#### Task details
Write out each line of the material again, word for word.

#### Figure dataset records
* * * * * * * * *
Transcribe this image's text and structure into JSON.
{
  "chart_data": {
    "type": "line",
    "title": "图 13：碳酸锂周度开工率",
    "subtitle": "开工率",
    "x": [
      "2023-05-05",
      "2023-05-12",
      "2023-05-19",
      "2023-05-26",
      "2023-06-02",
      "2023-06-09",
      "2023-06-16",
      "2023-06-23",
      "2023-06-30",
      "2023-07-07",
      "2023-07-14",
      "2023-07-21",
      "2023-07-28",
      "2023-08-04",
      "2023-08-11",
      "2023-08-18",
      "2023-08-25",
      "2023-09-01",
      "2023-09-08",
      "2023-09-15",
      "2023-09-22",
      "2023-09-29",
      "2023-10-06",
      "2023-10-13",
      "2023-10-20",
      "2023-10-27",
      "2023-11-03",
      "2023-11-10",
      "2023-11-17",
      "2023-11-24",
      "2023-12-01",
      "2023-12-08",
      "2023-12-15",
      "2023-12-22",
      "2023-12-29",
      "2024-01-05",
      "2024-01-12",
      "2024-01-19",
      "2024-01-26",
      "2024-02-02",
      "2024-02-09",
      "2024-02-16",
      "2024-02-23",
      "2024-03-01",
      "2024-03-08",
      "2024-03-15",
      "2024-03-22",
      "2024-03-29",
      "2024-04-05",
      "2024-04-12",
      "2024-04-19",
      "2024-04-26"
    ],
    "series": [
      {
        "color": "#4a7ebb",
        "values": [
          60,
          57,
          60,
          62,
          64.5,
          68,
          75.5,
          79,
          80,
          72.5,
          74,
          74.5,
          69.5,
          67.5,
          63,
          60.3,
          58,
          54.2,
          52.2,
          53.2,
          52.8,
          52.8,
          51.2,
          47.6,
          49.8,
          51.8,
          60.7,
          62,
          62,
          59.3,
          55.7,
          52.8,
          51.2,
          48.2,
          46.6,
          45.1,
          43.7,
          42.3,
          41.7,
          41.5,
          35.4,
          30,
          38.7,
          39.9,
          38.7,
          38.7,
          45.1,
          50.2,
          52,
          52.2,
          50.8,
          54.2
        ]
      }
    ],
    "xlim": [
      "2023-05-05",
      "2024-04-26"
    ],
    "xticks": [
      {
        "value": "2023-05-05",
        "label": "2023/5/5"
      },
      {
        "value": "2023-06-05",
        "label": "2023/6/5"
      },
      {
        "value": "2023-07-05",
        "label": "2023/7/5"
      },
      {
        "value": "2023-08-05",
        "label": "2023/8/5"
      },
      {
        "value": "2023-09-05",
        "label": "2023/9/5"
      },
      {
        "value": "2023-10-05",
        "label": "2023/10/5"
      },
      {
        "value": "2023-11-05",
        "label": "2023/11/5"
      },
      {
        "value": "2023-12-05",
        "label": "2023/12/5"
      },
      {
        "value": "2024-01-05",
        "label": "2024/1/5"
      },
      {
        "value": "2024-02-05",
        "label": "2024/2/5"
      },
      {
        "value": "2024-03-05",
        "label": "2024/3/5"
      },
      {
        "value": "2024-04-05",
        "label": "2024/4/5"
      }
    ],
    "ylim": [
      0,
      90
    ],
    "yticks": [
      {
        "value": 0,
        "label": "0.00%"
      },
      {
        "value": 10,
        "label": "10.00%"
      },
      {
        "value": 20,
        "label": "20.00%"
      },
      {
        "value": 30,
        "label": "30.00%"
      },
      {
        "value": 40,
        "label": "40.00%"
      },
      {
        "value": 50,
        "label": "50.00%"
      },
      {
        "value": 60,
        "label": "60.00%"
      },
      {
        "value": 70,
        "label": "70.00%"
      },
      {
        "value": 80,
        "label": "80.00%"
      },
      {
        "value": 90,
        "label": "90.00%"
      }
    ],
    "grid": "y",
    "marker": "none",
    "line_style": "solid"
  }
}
* * * * * * * * *
#### Solution
Transcribe this image's text and structure into JSON.
{
  "chart_data": {
    "type": "line",
    "title": "图 13：碳酸锂周度开工率",
    "subtitle": "开工率",
    "x": [
      "2023-05-05",
      "2023-05-12",
      "2023-05-19",
      "2023-05-26",
      "2023-06-02",
      "2023-06-09",
      "2023-06-16",
      "2023-06-23",
      "2023-06-30",
      "2023-07-07",
      "2023-07-14",
      "2023-07-21",
      "2023-07-28",
      "2023-08-04",
      "2023-08-11",
      "2023-08-18",
      "2023-08-25",
      "2023-09-01",
      "2023-09-08",
      "2023-09-15",
      "2023-09-22",
      "2023-09-29",
      "2023-10-06",
      "2023-10-13",
      "2023-10-20",
      "2023-10-27",
      "2023-11-03",
      "2023-11-10",
      "2023-11-17",
      "2023-11-24",
      "2023-12-01",
      "2023-12-08",
      "2023-12-15",
      "2023-12-22",
      "2023-12-29",
      "2024-01-05",
      "2024-01-12",
      "2024-01-19",
      "2024-01-26",
      "2024-02-02",
      "2024-02-09",
      "2024-02-16",
      "2024-02-23",
      "2024-03-01",
      "2024-03-08",
      "2024-03-15",
      "2024-03-22",
      "2024-03-29",
      "2024-04-05",
      "2024-04-12",
      "2024-04-19",
      "2024-04-26"
    ],
    "series": [
      {
        "color": "#4a7ebb",
        "values": [
          60,
          57,
          60,
          62,
          64.5,
          68,
          75.5,
          79,
          80,
          72.5,
          74,
          74.5,
          69.5,
          67.5,
          63,
          60.3,
          58,
          54.2,
          52.2,
          53.2,
          52.8,
          52.8,
          51.2,
          47.6,
          49.8,
          51.8,
          60.7,
          62,
          62,
          59.3,
          55.7,
          52.8,
          51.2,
          48.2,
          46.6,
          45.1,
          43.7,
          42.3,
          41.7,
          41.5,
          35.4,
          30,
          38.7,
          39.9,
          38.7,
          38.7,
          45.1,
          50.2,
          52,
          52.2,
          50.8,
          54.2
        ]
      }
    ],
    "xlim": [
      "2023-05-05",
      "2024-04-26"
    ],
    "xticks": [
      {
        "value": "2023-05-05",
        "label": "2023/5/5"
      },
      {
        "value": "2023-06-05",
        "label": "2023/6/5"
      },
      {
        "value": "2023-07-05",
        "label": "2023/7/5"
      },
      {
        "value": "2023-08-05",
        "label": "2023/8/5"
      },
      {
        "value": "2023-09-05",
        "label": "2023/9/5"
      },
      {
        "value": "2023-10-05",
        "label": "2023/10/5"
      },
      {
        "value": "2023-11-05",
        "label": "2023/11/5"
      },
      {
        "value": "2023-12-05",
        "label": "2023/12/5"
      },
      {
        "value": "2024-01-05",
        "label": "2024/1/5"
      },
      {
        "value": "2024-02-05",
        "label": "2024/2/5"
      },
      {
        "value": "2024-03-05",
        "label": "2024/3/5"
      },
      {
        "value": "2024-04-05",
        "label": "2024/4/5"
      }
    ],
    "ylim": [
      0,
      90
    ],
    "yticks": [
      {
        "value": 0,
        "label": "0.00%"
      },
      {
        "value": 10,
        "label": "10.00%"
      },
      {
        "value": 20,
        "label": "20.00%"
      },
      {
        "value": 30,
        "label": "30.00%"
      },
      {
        "value": 40,
        "label": "40.00%"
      },
      {
        "value": 50,
        "label": "50.00%"
      },
      {
        "value": 60,
        "label": "60.00%"
      },
      {
        "value": 70,
        "label": "70.00%"
      },
      {
        "value": 80,
        "label": "80.00%"
      },
      {
        "value": 90,
        "label": "90.00%"
      }
    ],
    "grid": "y",
    "marker": "none",
    "line_style": "solid"
  }
}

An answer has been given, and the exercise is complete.